#### Supplied information:
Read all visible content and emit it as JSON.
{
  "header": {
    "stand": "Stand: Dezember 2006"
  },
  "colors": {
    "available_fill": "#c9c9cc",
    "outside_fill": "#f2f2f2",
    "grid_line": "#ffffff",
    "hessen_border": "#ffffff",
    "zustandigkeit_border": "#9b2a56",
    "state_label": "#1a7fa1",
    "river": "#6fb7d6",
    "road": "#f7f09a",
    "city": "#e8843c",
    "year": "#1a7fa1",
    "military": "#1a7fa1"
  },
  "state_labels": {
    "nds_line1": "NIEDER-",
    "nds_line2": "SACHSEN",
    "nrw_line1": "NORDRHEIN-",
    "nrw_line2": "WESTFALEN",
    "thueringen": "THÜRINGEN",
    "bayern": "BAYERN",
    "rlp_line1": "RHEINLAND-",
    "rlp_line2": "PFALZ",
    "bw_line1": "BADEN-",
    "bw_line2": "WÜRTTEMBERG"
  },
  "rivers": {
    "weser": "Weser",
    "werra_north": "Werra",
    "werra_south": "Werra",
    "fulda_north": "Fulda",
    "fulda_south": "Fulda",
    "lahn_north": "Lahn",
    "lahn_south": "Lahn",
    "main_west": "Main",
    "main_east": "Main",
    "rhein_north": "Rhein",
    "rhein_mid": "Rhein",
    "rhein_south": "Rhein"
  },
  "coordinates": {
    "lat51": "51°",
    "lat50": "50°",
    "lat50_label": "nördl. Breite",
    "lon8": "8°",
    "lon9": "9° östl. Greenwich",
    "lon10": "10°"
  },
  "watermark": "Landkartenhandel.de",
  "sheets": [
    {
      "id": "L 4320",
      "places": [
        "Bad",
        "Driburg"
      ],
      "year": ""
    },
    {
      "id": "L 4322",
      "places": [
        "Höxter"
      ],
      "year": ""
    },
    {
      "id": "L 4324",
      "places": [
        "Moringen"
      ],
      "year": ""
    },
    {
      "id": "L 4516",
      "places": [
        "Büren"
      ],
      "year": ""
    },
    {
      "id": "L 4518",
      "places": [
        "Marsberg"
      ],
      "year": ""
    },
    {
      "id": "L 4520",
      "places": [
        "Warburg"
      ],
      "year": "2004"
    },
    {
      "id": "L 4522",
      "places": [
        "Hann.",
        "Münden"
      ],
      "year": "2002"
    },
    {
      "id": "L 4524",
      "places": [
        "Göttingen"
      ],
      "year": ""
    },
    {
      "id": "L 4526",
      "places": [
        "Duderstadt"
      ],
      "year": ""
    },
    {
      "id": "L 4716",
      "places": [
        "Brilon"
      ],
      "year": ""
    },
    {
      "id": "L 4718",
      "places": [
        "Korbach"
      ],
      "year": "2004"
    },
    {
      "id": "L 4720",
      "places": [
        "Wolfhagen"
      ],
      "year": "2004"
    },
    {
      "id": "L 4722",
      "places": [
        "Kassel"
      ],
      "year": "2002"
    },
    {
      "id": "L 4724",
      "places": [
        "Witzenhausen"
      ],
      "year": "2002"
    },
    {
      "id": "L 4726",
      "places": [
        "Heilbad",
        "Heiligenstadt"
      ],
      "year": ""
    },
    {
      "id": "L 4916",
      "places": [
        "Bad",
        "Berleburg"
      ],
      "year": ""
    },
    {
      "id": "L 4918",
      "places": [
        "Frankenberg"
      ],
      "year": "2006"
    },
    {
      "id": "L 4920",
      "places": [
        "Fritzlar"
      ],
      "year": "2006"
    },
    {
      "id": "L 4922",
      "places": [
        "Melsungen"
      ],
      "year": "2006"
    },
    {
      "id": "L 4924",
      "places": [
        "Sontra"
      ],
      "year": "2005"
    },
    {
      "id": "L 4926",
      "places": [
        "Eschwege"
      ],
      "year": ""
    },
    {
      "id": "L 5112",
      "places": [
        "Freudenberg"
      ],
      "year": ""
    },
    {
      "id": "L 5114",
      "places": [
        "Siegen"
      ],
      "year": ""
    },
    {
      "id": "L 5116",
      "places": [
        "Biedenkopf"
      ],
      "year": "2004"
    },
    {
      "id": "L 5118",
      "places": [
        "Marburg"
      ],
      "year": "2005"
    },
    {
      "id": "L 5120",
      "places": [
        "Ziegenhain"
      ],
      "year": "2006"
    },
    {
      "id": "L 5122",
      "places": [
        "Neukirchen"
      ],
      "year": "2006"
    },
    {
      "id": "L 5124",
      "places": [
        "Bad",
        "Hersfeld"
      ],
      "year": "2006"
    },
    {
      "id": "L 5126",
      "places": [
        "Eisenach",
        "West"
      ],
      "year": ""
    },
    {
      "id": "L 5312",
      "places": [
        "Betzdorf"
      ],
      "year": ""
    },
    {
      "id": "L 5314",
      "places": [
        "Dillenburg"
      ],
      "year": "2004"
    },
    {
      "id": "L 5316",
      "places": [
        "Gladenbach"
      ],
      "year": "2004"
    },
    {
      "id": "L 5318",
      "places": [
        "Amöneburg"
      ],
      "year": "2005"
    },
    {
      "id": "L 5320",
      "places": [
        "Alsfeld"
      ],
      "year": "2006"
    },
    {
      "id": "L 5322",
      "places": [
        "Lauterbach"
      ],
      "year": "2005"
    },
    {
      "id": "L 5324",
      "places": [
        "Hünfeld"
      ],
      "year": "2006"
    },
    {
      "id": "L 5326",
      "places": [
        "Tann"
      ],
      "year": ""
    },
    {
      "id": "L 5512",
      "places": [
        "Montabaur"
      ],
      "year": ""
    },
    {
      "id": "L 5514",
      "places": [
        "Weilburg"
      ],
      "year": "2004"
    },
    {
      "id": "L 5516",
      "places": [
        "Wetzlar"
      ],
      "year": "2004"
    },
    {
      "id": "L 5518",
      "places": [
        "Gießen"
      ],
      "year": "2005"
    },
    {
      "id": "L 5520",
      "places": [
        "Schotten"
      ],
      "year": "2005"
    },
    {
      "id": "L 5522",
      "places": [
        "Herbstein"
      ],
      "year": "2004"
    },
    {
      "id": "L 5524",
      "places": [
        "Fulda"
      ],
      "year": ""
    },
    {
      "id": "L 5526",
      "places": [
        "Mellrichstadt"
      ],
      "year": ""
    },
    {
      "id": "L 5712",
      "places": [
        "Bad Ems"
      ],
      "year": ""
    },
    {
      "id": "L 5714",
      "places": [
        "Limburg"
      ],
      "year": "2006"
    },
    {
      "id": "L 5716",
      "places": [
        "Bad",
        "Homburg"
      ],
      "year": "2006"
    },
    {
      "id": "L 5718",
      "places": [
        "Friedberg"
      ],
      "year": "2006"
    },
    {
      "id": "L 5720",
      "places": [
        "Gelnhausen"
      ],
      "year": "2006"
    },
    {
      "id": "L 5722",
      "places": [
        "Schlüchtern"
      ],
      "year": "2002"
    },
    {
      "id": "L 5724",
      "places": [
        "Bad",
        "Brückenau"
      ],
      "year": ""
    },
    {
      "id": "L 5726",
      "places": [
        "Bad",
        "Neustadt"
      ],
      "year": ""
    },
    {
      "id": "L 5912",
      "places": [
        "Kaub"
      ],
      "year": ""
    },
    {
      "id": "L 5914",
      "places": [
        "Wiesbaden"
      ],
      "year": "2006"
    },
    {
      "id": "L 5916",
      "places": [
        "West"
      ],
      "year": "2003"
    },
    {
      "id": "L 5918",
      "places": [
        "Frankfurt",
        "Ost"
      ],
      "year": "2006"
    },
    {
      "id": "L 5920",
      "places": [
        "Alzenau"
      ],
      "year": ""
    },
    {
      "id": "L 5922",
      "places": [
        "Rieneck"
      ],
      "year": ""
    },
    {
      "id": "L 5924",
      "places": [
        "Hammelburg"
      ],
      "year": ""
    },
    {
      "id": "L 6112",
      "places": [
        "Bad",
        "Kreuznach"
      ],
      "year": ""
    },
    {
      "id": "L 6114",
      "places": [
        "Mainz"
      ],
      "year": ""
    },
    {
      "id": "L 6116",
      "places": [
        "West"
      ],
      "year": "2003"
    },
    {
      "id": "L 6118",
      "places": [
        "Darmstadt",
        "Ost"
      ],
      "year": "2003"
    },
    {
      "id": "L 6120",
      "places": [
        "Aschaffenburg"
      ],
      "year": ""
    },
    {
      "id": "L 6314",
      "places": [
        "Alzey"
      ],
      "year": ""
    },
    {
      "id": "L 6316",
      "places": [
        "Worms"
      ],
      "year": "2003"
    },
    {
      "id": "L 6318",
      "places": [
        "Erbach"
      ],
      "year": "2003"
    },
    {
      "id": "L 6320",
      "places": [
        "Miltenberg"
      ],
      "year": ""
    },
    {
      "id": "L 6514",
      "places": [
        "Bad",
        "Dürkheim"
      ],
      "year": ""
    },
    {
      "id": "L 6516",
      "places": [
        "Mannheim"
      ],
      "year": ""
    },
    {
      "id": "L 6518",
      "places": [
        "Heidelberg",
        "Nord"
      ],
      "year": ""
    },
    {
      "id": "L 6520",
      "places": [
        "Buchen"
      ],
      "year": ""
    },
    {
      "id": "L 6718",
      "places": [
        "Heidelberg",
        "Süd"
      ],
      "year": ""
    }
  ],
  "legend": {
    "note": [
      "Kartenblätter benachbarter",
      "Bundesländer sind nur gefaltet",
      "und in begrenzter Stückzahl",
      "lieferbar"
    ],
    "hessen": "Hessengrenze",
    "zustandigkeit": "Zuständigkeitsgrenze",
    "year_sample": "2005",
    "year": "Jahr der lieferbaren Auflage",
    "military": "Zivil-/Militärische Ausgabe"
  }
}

#### What needs to be done:
Go through the preceding material and copy each line that has the word "ffffff".

#### Result:
    "grid_line": "#ffffff",
    "hessen_border": "#ffffff",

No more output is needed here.